EXERCISE REQUIREMENTS →
Word for word, repeat the entries, minus the pictures.

Records from a collection →
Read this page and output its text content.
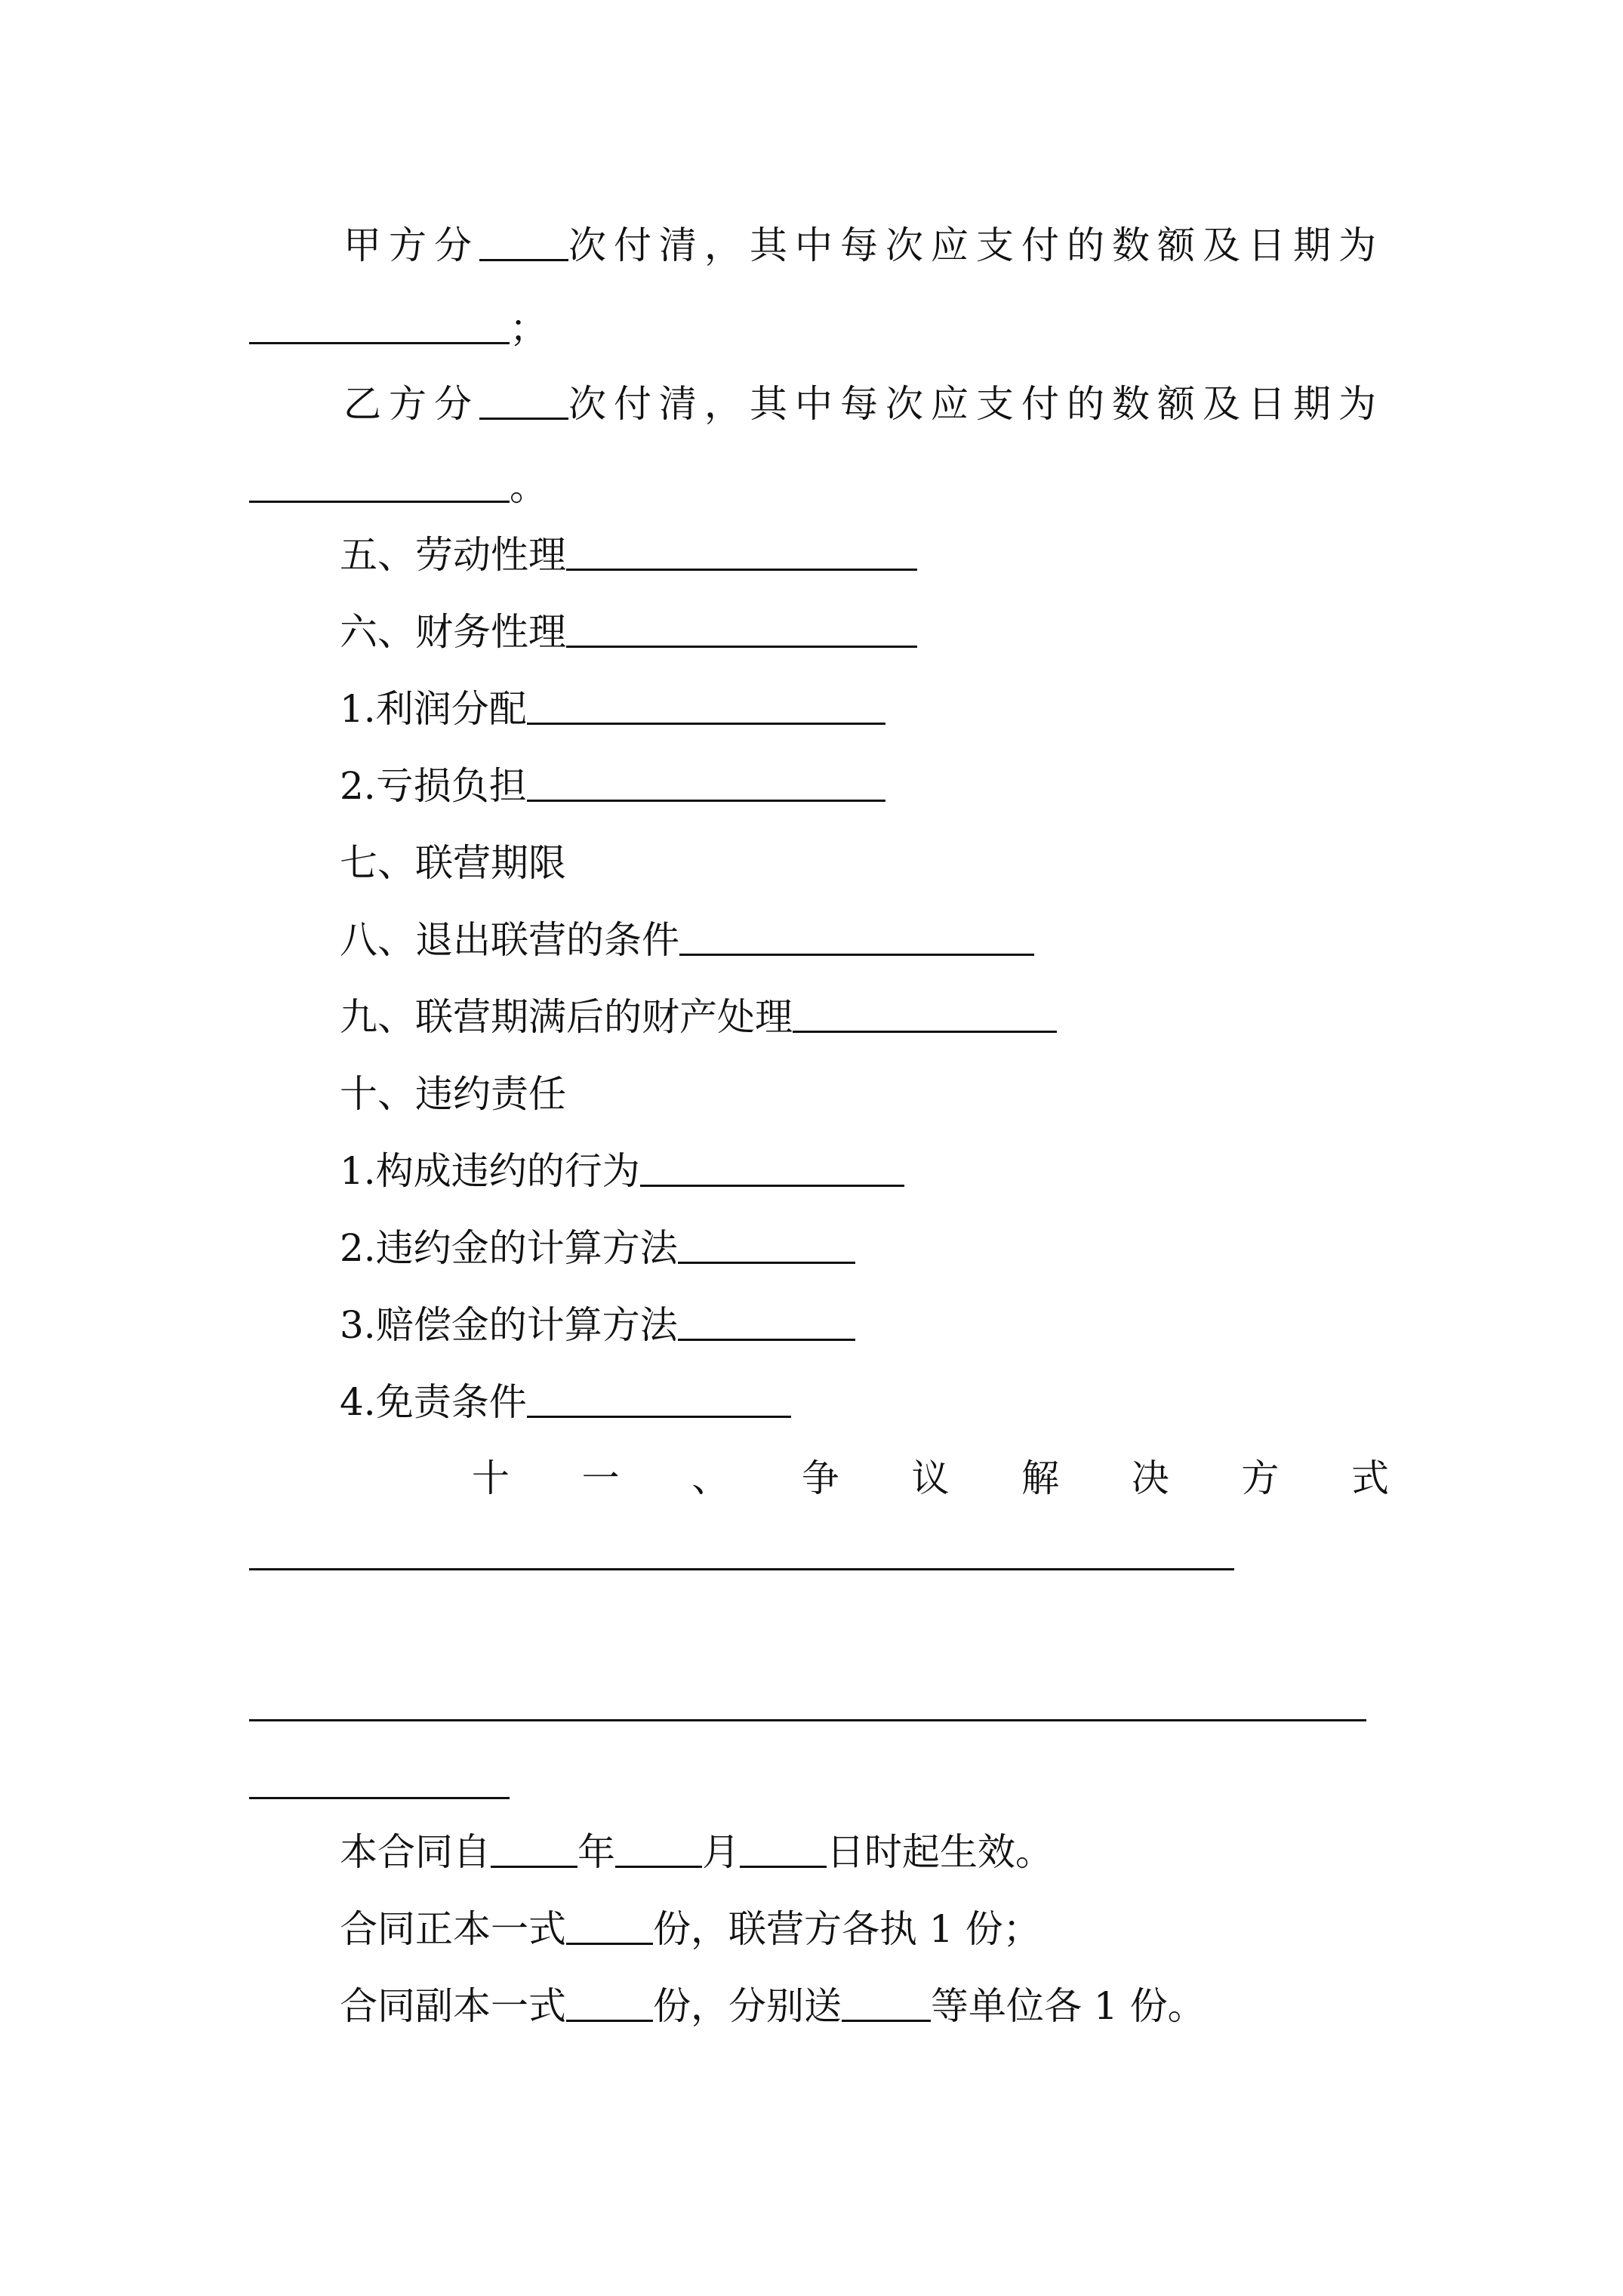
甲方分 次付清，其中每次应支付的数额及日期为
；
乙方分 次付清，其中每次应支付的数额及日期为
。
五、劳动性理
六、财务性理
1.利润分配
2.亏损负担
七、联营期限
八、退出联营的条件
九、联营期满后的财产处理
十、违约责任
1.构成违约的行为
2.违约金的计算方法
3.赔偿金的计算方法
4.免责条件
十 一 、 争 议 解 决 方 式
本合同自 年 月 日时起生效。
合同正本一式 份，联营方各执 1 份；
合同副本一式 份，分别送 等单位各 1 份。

ANSWER TO THE EXERCISE →
Read this page and output its text content.
甲方分 次付清，其中每次应支付的数额及日期为
；
乙方分 次付清，其中每次应支付的数额及日期为
。
五、劳动性理
六、财务性理
1.利润分配
2.亏损负担
七、联营期限
八、退出联营的条件
九、联营期满后的财产处理
十、违约责任
1.构成违约的行为
2.违约金的计算方法
3.赔偿金的计算方法
4.免责条件
十 一 、 争 议 解 决 方 式
本合同自 年 月 日时起生效。
合同正本一式 份，联营方各执 1 份；
合同副本一式 份，分别送 等单位各 1 份。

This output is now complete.